# PROBLEM REQUIREMENTS
Using the material below, copy every line where "name" appears.

────

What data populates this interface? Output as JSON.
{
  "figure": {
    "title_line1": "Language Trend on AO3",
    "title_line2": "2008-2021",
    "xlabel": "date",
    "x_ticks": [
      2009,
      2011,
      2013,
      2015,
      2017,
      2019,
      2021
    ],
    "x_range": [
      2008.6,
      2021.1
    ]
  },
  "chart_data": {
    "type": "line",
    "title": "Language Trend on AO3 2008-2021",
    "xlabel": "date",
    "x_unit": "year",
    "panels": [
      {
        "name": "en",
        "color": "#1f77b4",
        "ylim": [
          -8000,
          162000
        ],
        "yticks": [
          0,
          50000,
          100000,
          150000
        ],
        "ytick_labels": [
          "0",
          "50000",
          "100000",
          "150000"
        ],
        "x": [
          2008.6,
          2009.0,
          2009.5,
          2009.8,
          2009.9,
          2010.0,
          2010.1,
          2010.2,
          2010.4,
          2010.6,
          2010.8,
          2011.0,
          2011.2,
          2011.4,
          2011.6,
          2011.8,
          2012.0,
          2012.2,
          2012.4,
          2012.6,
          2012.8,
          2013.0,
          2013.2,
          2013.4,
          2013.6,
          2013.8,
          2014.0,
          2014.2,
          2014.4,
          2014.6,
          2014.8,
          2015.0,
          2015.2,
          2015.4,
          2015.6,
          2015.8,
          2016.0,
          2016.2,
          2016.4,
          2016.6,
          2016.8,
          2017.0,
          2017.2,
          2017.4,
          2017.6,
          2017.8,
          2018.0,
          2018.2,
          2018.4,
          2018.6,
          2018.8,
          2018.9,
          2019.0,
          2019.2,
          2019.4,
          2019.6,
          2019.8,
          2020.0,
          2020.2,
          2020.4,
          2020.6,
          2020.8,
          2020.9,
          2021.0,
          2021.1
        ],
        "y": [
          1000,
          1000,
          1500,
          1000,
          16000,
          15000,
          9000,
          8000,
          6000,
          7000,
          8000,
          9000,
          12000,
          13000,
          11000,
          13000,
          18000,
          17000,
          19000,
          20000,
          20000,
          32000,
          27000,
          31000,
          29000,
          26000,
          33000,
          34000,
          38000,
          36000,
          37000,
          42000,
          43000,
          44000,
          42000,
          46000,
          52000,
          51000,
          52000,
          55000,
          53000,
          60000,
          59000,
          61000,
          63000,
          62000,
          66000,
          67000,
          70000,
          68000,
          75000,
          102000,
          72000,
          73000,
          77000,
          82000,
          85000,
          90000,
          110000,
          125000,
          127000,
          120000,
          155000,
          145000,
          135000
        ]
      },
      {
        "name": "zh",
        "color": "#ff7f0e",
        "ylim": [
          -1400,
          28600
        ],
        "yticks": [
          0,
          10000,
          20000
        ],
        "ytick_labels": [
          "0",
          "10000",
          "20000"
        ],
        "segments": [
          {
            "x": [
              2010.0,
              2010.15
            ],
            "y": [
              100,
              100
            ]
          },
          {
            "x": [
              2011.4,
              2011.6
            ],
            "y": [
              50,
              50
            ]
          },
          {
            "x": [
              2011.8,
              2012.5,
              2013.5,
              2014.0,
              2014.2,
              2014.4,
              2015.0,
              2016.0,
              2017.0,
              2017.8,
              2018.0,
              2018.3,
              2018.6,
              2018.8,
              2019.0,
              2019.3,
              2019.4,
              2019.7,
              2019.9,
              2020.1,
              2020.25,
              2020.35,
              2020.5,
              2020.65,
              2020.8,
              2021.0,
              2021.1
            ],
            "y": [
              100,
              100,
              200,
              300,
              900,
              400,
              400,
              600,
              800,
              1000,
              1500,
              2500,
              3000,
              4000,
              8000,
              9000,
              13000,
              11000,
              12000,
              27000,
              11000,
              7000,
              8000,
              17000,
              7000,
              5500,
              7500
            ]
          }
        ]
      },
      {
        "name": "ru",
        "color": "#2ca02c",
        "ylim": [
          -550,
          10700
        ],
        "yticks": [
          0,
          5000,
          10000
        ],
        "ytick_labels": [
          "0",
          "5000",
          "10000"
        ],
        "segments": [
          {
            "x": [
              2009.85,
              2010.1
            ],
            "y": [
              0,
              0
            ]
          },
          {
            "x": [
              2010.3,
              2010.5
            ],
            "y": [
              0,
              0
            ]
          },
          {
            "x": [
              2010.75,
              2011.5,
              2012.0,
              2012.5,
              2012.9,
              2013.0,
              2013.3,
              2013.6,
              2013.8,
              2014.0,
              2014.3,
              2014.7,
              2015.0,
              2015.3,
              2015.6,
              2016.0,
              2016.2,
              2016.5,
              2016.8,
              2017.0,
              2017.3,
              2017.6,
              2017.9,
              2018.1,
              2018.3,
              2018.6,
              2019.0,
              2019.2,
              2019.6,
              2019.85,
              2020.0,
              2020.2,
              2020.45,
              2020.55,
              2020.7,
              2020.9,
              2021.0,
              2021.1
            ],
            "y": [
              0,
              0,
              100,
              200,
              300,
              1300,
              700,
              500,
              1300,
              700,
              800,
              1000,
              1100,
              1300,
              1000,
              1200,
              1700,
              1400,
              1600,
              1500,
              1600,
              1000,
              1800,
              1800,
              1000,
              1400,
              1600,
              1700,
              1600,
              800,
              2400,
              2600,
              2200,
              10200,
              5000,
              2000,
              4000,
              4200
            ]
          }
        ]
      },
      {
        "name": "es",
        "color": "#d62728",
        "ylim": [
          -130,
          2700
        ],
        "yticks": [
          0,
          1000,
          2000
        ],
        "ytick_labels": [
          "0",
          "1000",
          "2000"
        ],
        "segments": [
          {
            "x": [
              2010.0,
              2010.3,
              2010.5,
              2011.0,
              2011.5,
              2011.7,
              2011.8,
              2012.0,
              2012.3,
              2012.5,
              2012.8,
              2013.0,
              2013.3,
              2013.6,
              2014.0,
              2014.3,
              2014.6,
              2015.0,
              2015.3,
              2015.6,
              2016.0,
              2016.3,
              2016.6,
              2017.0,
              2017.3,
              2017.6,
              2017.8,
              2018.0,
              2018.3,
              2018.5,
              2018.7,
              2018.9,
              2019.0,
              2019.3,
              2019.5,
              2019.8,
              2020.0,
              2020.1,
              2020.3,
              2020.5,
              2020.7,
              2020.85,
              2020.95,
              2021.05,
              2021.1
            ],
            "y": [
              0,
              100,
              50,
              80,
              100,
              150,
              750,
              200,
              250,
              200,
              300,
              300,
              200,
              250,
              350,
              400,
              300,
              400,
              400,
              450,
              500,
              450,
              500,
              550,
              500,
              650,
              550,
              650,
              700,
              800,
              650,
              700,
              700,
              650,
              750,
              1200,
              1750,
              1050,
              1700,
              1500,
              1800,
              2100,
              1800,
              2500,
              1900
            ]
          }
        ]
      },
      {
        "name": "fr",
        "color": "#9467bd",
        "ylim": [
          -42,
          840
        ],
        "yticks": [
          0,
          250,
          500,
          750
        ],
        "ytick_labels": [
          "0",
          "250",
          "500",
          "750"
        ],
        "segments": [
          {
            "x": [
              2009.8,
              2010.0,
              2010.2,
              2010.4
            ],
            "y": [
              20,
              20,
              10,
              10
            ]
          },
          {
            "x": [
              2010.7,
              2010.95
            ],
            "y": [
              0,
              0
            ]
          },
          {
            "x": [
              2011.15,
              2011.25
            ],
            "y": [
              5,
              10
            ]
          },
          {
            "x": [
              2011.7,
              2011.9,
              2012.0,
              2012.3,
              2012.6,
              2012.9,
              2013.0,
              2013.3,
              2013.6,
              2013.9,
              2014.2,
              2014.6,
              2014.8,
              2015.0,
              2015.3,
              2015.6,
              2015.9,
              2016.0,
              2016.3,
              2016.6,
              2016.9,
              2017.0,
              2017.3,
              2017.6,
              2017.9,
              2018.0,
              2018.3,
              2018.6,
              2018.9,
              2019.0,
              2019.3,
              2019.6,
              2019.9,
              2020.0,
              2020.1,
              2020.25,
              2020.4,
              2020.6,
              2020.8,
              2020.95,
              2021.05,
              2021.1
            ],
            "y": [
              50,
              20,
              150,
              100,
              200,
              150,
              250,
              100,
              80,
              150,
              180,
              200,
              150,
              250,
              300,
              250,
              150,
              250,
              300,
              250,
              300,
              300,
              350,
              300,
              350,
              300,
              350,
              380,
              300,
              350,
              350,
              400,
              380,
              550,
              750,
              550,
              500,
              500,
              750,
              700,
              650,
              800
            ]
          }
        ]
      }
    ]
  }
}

────

# SOLVED EXERCISE
        "name": "en",
        "name": "zh",
        "name": "ru",
        "name": "es",
        "name": "fr",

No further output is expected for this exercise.